:: Task prompt ::
Go through the data below and gather each line containing "structured".

___ Raw records

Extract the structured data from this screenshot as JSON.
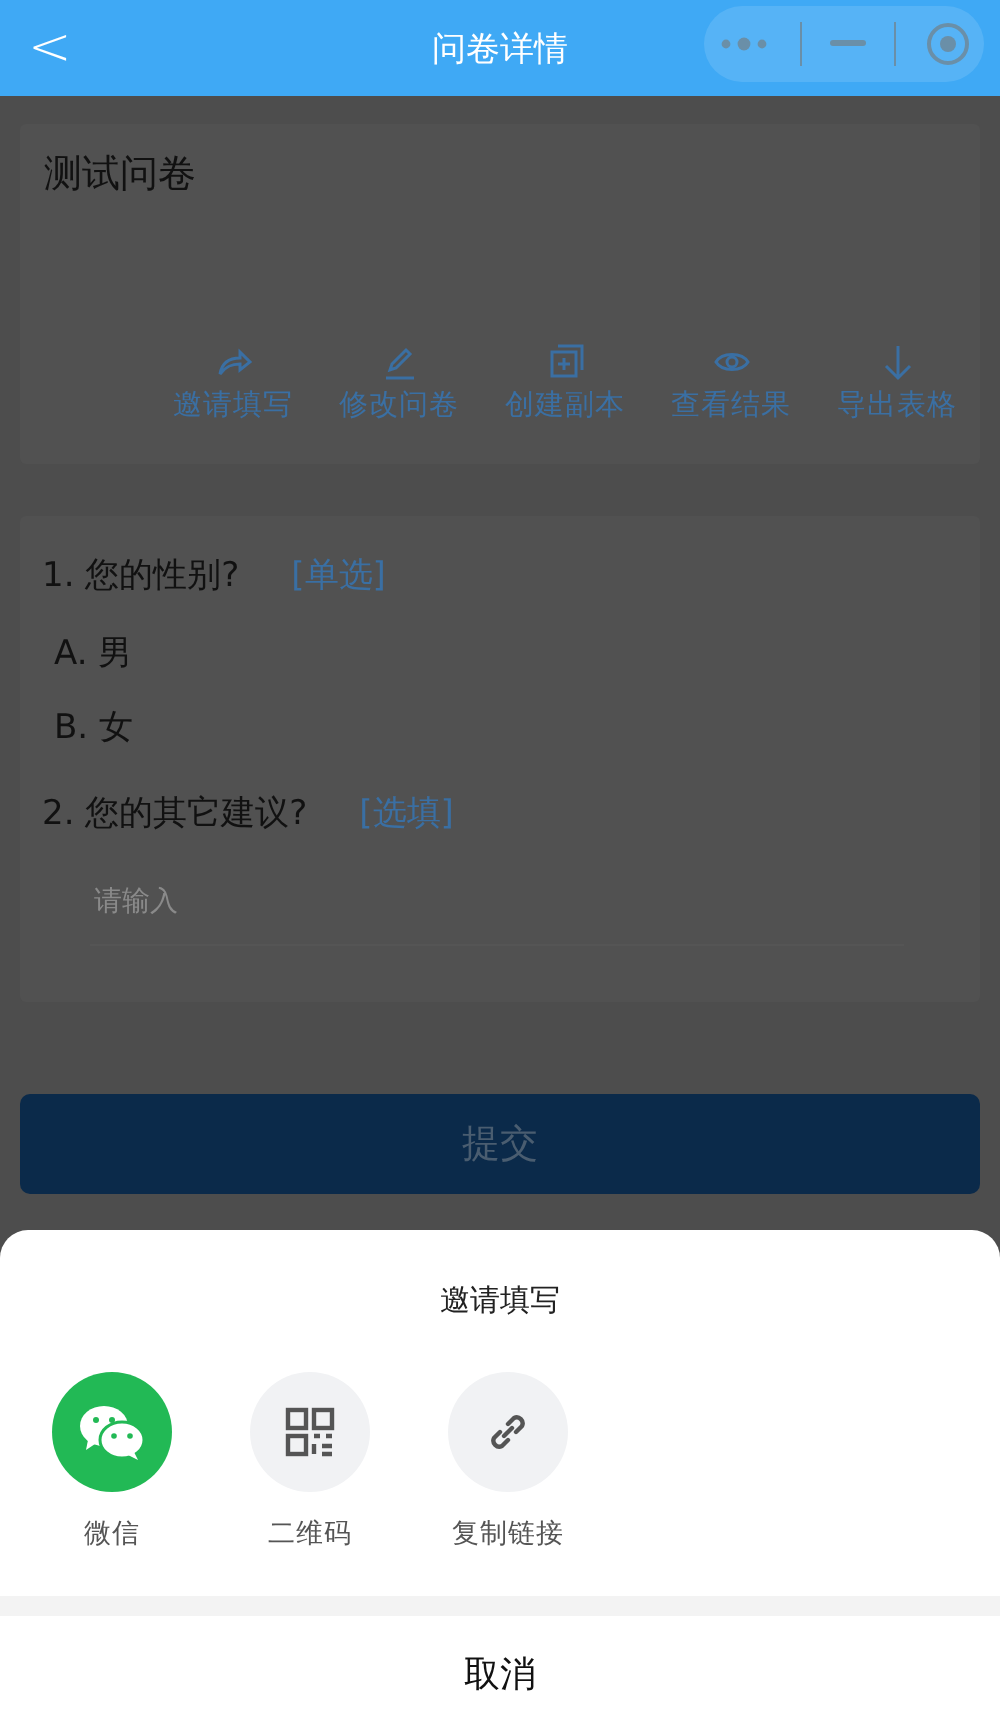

______
___ Raw records

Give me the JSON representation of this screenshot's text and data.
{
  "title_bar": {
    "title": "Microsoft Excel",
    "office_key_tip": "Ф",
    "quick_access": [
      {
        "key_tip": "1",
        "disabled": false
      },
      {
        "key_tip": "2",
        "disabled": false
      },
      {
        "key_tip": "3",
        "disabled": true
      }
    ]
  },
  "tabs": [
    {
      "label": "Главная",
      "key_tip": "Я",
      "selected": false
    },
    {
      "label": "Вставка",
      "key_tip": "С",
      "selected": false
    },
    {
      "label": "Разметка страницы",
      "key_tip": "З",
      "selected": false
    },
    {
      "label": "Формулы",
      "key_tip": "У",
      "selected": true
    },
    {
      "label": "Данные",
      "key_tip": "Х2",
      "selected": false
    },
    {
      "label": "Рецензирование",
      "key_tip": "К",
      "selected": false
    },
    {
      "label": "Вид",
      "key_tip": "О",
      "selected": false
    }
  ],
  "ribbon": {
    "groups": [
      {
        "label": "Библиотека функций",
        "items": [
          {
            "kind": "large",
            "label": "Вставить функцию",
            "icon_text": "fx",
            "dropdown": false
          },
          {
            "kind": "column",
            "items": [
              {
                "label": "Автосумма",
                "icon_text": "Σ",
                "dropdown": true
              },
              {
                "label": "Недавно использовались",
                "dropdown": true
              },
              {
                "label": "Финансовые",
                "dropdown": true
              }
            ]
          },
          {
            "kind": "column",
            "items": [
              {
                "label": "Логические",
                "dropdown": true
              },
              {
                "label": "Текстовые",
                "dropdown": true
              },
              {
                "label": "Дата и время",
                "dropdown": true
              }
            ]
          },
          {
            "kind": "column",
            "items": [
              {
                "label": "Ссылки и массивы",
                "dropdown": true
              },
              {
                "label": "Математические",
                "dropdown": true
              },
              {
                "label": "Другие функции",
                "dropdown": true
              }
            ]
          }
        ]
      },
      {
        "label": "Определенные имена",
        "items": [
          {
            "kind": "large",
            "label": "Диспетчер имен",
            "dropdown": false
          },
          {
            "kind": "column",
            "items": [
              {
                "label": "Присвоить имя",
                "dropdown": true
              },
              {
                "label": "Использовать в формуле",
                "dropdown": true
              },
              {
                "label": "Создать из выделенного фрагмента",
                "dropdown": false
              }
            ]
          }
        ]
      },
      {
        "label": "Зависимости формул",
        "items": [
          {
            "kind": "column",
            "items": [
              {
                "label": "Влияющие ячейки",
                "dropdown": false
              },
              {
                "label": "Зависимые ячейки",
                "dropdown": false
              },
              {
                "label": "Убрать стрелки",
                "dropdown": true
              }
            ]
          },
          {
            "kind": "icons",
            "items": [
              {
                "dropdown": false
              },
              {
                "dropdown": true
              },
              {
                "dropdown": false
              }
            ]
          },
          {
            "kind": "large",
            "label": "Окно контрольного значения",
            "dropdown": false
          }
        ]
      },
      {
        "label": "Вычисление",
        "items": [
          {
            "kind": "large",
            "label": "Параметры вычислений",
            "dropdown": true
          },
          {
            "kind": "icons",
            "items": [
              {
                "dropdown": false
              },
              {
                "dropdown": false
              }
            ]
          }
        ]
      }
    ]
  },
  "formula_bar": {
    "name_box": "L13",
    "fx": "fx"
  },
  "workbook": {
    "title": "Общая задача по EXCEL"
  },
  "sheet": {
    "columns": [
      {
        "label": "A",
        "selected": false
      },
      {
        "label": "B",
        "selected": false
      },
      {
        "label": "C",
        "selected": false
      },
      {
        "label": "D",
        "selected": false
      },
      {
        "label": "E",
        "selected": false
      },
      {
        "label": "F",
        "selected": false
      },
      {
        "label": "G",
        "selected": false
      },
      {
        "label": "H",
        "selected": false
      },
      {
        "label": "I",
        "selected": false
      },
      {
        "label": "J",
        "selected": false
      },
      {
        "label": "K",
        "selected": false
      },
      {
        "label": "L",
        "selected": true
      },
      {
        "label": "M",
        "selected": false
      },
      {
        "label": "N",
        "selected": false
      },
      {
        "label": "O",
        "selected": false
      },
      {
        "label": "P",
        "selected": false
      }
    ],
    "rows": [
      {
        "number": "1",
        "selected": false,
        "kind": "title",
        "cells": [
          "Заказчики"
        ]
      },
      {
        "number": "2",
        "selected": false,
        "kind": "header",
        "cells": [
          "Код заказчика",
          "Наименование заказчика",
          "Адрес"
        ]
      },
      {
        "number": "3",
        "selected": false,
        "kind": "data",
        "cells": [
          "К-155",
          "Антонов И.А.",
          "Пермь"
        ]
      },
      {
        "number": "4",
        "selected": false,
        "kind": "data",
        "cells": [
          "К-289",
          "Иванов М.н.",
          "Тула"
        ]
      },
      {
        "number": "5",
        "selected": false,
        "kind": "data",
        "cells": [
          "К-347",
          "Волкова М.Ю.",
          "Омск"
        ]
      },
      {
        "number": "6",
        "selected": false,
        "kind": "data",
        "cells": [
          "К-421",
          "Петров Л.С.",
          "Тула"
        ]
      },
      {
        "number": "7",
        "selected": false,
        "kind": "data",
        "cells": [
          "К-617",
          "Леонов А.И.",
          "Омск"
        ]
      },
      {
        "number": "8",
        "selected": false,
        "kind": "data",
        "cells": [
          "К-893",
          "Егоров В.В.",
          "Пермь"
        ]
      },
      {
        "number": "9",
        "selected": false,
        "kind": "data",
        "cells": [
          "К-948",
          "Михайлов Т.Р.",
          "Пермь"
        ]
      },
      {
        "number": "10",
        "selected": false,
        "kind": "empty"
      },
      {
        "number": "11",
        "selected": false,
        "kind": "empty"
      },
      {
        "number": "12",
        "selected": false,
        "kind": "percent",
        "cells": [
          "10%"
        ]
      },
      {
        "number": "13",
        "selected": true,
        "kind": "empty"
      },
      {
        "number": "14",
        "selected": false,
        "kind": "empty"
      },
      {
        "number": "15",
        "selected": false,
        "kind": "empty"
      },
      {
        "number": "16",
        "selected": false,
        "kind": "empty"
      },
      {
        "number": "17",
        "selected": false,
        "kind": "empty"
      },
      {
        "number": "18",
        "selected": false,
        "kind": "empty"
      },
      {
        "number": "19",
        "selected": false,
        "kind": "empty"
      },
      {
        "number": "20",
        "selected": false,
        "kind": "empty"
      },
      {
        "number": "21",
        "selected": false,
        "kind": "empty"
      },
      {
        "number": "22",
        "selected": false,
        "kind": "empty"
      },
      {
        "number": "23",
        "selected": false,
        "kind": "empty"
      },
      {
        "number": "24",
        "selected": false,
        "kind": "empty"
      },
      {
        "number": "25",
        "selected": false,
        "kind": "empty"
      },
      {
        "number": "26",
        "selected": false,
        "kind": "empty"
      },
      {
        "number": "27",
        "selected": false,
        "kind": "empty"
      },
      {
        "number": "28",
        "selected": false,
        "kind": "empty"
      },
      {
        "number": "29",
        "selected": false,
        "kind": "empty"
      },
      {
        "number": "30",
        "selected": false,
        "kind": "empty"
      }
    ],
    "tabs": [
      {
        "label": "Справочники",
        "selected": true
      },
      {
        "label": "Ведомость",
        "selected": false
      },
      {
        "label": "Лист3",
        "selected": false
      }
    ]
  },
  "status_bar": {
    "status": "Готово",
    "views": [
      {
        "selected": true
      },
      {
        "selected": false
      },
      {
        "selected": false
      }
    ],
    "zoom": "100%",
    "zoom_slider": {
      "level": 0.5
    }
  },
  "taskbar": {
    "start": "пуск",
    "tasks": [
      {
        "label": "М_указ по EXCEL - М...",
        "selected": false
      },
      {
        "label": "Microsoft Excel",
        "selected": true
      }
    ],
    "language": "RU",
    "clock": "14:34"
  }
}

______
___ Raw records

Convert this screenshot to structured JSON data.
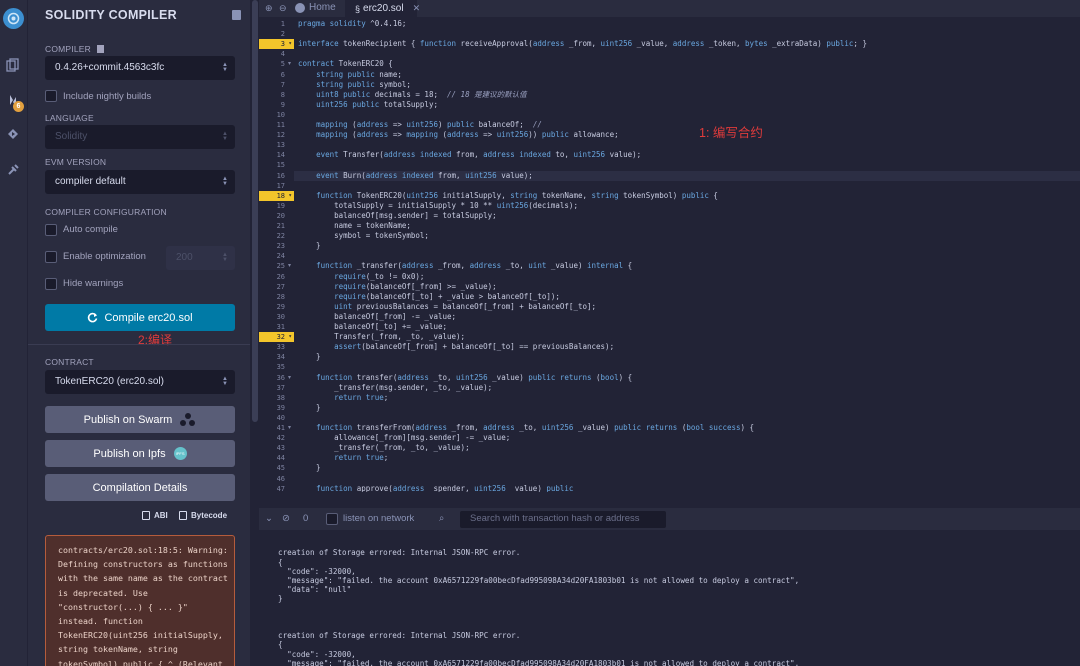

______

:: Complete output ::
Extract the structured data from this screenshot as JSON.
Convert this screenshot to structured JSON data.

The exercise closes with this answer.